> [Page]:
____
Martial Arts – Teaching Kids How to Be Violent? Part 1
Updated: Aug 18, 2022
Many people appreciate what the martial arts offers children but many more don’t. Does the martial arts teach people to be more violent? If it doesn’t what does it teach children? How does it compare with other activities such as football or dance?
Sometimes I speak to the mums of a bullied child fearful that we’ll teach their child how to be as violent as their bully. Sometimes I speak to parents who want me to teach their child how to beat up their bully!
Neither way is either the right way or true. The martial arts do focus on what on the face of it is violence and we do teach children how to fight back but how we do it and how it expresses itself is quite different from what you might expect. Here’s what happens…
Consider the biggest thing that separates people; difference. Kids who are bullied are different. It could be race, religion, looks, intelligence or ability, but what marks them from their bully is that they are different. Being different can cause us to lack confidence because we are different, rather than to embrace our difference, we fear it and our confidence suffers for it.
____
> [Written exercise 1]: Rewrite the paragraph of the article that begins "Consider the biggest thing" as a short bulleted list that keeps its main facts.
> [Written exercise 2]: According to the article, what is the biggest thing that separates people?
> [Written exercise 3]:
Decide whether each statement agrees with the article. Answer yes or no for each, and quote the words from the article that settle it.
(a) The martial arts teach children how to fight back.
(b) Some parents want the writer to teach their child how to beat up their bully.
(c) Race is the only difference that sets bullied kids apart from their bully.
Answer from the article alone, without outside knowledge.
____
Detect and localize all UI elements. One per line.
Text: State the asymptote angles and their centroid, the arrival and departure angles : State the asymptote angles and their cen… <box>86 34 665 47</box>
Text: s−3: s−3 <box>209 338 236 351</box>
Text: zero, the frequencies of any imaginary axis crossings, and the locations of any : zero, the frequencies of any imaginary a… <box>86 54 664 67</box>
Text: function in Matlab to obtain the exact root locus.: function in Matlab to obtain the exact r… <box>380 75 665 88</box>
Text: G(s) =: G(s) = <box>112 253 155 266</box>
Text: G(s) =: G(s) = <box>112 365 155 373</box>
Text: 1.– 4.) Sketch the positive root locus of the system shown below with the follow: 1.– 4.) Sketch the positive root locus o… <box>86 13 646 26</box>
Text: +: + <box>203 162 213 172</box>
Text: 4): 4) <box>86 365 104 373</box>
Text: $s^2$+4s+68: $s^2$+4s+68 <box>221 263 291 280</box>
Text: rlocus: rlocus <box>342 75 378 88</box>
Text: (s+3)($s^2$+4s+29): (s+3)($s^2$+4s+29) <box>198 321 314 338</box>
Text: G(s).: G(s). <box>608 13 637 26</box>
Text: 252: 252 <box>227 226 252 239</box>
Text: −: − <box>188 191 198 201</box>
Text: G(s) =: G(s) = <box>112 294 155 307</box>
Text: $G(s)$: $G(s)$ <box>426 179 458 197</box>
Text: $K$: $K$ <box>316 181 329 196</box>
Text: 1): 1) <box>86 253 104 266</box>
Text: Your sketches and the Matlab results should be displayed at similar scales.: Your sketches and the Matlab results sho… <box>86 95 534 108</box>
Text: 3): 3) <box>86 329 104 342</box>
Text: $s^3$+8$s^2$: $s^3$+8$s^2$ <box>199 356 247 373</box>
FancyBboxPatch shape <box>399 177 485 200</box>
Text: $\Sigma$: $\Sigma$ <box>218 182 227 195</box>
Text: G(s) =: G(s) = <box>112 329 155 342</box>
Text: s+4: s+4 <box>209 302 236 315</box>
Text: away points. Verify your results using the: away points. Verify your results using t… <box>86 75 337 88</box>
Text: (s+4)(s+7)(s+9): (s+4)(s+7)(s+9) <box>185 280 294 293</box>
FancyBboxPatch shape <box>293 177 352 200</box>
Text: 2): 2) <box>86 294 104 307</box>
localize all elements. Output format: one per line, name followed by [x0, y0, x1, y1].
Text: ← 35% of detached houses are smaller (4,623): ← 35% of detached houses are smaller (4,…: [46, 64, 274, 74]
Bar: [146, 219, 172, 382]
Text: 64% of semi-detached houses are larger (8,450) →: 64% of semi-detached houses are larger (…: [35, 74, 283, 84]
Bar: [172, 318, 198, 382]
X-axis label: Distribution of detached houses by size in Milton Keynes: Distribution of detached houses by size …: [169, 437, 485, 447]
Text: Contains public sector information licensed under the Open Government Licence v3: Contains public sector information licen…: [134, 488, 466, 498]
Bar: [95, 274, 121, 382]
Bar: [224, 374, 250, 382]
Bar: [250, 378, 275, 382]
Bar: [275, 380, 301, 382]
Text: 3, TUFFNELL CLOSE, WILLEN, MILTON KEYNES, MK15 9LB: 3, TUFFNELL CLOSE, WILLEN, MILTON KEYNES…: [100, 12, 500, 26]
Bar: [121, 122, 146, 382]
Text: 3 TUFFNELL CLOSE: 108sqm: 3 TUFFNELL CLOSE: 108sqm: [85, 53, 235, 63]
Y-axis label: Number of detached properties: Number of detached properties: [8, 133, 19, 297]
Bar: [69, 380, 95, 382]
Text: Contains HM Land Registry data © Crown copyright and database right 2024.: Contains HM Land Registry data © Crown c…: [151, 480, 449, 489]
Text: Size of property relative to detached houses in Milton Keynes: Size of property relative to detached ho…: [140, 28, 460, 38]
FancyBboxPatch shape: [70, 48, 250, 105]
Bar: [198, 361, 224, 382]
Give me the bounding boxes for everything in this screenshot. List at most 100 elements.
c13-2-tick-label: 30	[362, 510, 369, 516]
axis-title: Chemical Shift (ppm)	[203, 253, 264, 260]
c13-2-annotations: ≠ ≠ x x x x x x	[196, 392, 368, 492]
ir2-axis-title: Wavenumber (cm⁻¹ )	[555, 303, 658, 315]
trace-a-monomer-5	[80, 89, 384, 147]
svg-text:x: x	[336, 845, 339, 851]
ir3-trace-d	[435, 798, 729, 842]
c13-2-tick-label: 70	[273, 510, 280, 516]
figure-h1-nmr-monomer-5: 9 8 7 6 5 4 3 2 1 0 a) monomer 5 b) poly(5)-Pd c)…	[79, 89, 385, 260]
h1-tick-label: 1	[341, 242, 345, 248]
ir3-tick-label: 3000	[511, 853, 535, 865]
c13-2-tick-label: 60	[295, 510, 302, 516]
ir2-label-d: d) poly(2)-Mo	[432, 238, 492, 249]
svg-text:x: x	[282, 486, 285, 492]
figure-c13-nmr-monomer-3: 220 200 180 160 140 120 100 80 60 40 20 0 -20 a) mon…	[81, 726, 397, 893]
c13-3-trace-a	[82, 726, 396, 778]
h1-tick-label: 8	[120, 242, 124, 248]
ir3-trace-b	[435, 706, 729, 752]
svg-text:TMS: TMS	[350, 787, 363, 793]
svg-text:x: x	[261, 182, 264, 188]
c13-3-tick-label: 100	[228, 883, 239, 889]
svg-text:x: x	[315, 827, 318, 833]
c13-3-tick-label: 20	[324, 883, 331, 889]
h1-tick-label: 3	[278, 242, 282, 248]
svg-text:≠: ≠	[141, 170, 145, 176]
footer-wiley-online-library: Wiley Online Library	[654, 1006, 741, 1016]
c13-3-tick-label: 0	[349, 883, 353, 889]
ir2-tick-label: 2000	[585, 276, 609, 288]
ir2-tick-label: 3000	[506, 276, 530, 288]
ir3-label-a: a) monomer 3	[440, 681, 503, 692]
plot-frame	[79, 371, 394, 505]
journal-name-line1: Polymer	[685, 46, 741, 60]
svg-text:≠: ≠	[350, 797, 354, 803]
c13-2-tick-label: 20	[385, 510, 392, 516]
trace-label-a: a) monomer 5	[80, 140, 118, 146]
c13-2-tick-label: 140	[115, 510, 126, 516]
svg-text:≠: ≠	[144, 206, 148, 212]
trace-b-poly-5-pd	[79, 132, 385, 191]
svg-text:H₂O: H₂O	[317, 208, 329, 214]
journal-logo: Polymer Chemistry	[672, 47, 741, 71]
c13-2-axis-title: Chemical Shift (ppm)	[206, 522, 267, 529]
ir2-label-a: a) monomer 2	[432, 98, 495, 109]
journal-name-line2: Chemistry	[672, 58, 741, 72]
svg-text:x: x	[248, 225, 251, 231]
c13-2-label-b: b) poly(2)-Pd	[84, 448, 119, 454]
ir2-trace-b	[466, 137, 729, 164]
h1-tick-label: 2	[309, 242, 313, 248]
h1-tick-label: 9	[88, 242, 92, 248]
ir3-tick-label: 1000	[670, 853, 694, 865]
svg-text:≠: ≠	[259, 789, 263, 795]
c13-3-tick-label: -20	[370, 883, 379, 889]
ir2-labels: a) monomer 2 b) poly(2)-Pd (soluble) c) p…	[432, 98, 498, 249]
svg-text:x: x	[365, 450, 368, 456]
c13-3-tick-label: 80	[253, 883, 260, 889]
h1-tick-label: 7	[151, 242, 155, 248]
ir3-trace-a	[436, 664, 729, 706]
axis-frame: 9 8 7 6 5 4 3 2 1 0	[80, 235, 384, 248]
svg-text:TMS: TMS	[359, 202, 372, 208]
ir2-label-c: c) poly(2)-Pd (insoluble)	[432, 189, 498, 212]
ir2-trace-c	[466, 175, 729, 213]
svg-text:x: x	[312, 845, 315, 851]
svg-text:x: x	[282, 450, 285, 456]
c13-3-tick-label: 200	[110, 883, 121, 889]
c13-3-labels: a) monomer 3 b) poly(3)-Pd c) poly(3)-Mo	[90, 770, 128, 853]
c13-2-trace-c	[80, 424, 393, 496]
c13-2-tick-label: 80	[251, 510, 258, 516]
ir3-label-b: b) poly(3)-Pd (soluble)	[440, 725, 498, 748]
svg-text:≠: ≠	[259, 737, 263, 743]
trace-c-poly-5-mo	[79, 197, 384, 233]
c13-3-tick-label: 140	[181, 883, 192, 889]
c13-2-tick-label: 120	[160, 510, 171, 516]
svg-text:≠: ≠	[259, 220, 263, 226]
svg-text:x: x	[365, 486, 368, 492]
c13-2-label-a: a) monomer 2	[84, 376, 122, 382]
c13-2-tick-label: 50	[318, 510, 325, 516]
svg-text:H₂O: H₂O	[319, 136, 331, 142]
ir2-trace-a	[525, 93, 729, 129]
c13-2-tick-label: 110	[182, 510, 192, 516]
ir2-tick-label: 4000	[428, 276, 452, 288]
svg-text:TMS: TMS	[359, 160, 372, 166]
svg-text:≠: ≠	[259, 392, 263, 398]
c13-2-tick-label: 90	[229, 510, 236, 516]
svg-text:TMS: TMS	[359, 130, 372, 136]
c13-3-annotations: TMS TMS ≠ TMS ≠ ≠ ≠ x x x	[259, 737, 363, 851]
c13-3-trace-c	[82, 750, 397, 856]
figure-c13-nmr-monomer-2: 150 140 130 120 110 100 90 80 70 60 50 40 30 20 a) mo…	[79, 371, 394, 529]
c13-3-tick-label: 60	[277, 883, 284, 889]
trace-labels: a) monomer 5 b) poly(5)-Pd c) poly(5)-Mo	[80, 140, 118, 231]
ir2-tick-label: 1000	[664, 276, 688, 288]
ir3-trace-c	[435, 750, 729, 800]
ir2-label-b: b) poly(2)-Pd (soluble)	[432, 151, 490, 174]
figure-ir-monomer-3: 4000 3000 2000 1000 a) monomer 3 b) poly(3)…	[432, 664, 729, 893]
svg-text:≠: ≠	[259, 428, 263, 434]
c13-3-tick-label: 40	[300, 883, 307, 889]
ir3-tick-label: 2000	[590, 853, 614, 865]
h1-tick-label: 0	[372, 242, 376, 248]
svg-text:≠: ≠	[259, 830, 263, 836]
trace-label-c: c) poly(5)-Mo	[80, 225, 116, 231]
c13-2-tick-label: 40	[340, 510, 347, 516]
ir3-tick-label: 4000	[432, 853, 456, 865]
____
> [Finished answer 1]:
- Difference is the biggest thing that separates people.
- Bullied kids are different from their bully, whether in race, religion, looks, intelligence or ability.
- Being different can cause a lack of confidence.
- Instead of embracing our difference, we fear it, and our confidence suffers.

> [Finished answer 2]: Difference.

> [Finished answer 3]:
(a) Yes: "we do teach children how to fight back"
(b) Yes: "Sometimes I speak to parents who want me to teach their child how to beat up their bully!"
(c) No: "It could be race, religion, looks, intelligence or ability"